● **Exercise instructions**
Search the data for the word "βsin" and copy every line where it occurs.

▬▬▬▬▬▬▬▬▬▬

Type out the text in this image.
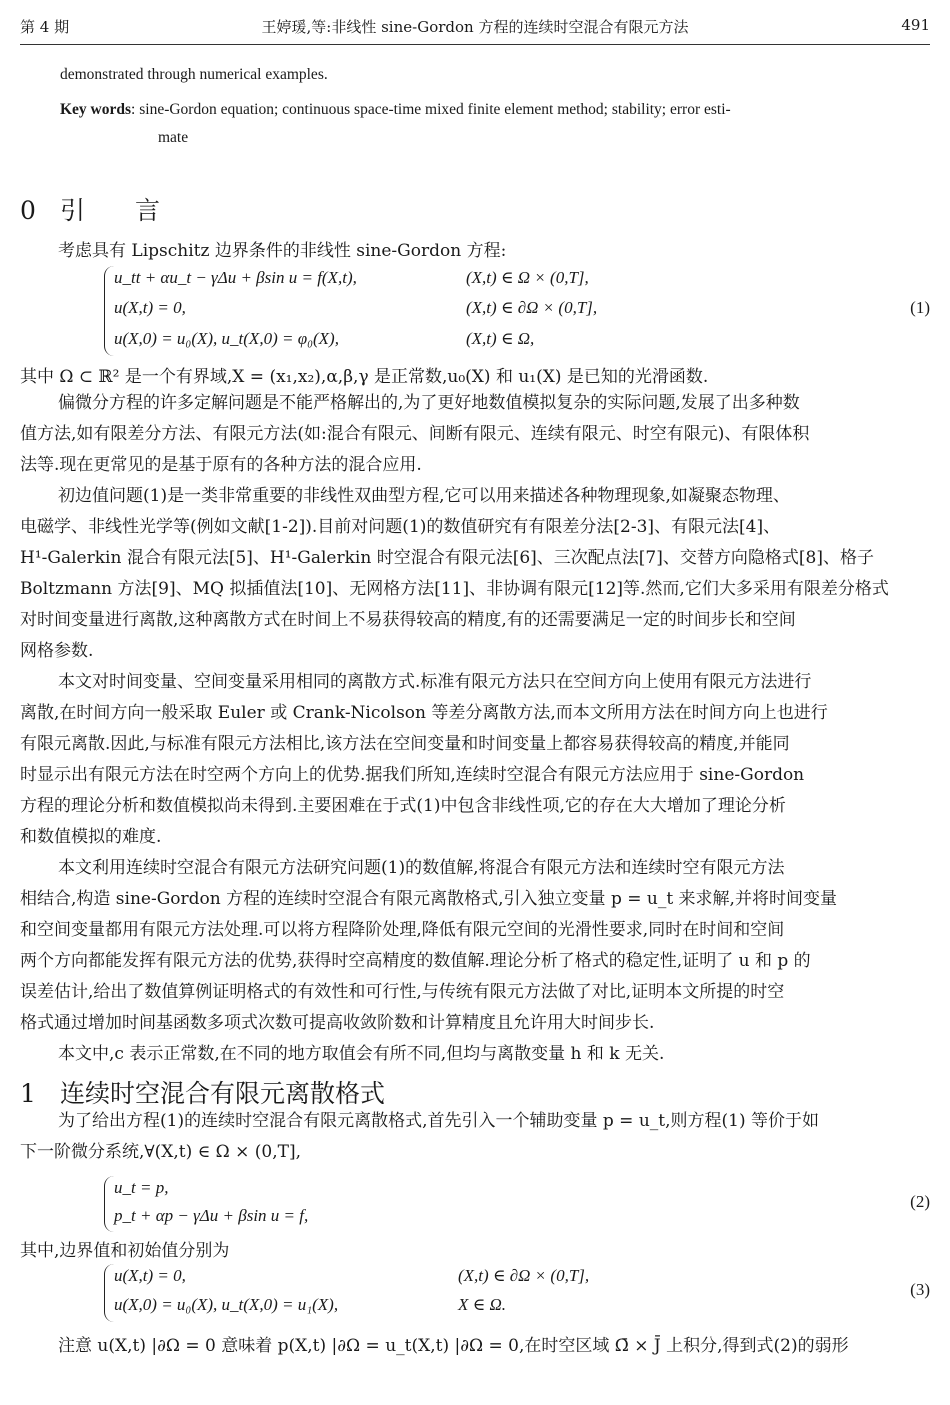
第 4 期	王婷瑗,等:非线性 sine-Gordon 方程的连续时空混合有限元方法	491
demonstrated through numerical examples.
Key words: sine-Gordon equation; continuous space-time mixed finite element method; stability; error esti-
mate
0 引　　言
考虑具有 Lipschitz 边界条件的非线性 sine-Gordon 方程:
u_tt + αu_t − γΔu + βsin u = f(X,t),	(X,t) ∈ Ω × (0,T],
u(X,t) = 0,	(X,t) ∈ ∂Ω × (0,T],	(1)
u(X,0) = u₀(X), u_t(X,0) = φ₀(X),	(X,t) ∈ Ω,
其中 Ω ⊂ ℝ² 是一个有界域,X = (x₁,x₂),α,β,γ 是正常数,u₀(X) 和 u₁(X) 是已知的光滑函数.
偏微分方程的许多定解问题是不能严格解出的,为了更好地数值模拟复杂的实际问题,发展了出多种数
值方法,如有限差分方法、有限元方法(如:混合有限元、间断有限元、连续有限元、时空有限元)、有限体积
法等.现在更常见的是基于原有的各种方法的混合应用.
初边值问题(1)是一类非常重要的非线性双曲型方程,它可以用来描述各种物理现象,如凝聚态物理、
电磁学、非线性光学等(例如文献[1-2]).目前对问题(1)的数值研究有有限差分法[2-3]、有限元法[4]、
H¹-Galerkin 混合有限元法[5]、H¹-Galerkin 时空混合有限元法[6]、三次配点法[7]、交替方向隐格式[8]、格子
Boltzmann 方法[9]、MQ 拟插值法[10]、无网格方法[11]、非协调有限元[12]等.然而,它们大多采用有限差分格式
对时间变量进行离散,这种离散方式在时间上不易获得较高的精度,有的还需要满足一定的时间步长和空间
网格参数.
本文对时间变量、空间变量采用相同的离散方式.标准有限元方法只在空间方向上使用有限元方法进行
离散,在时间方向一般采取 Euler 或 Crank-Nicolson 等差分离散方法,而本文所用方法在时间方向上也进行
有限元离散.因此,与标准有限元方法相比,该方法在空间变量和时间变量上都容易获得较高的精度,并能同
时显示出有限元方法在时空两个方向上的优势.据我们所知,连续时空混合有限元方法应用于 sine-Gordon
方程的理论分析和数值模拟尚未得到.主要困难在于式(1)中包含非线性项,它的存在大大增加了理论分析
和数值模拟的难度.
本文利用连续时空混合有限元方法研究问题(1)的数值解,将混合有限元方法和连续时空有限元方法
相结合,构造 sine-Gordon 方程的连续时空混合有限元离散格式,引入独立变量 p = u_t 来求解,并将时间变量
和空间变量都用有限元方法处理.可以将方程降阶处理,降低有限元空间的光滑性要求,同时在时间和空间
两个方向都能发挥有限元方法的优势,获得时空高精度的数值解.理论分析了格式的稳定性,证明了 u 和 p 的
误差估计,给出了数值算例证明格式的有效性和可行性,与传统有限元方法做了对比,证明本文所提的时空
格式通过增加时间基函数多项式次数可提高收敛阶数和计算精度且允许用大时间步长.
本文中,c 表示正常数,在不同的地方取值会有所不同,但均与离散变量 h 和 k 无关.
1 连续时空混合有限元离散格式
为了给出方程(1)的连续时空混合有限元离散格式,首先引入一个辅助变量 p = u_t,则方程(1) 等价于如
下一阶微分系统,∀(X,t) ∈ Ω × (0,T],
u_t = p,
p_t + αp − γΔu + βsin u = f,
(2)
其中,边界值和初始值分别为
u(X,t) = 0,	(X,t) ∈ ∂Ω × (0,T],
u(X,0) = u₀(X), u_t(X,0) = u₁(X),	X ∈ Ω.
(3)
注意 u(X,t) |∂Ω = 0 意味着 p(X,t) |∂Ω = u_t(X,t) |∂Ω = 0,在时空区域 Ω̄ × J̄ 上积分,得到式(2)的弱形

▬▬▬▬▬▬▬▬▬▬

● **The solution**
u_tt + αu_t − γΔu + βsin u = f(X,t),	(X,t) ∈ Ω × (0,T],
p_t + αp − γΔu + βsin u = f,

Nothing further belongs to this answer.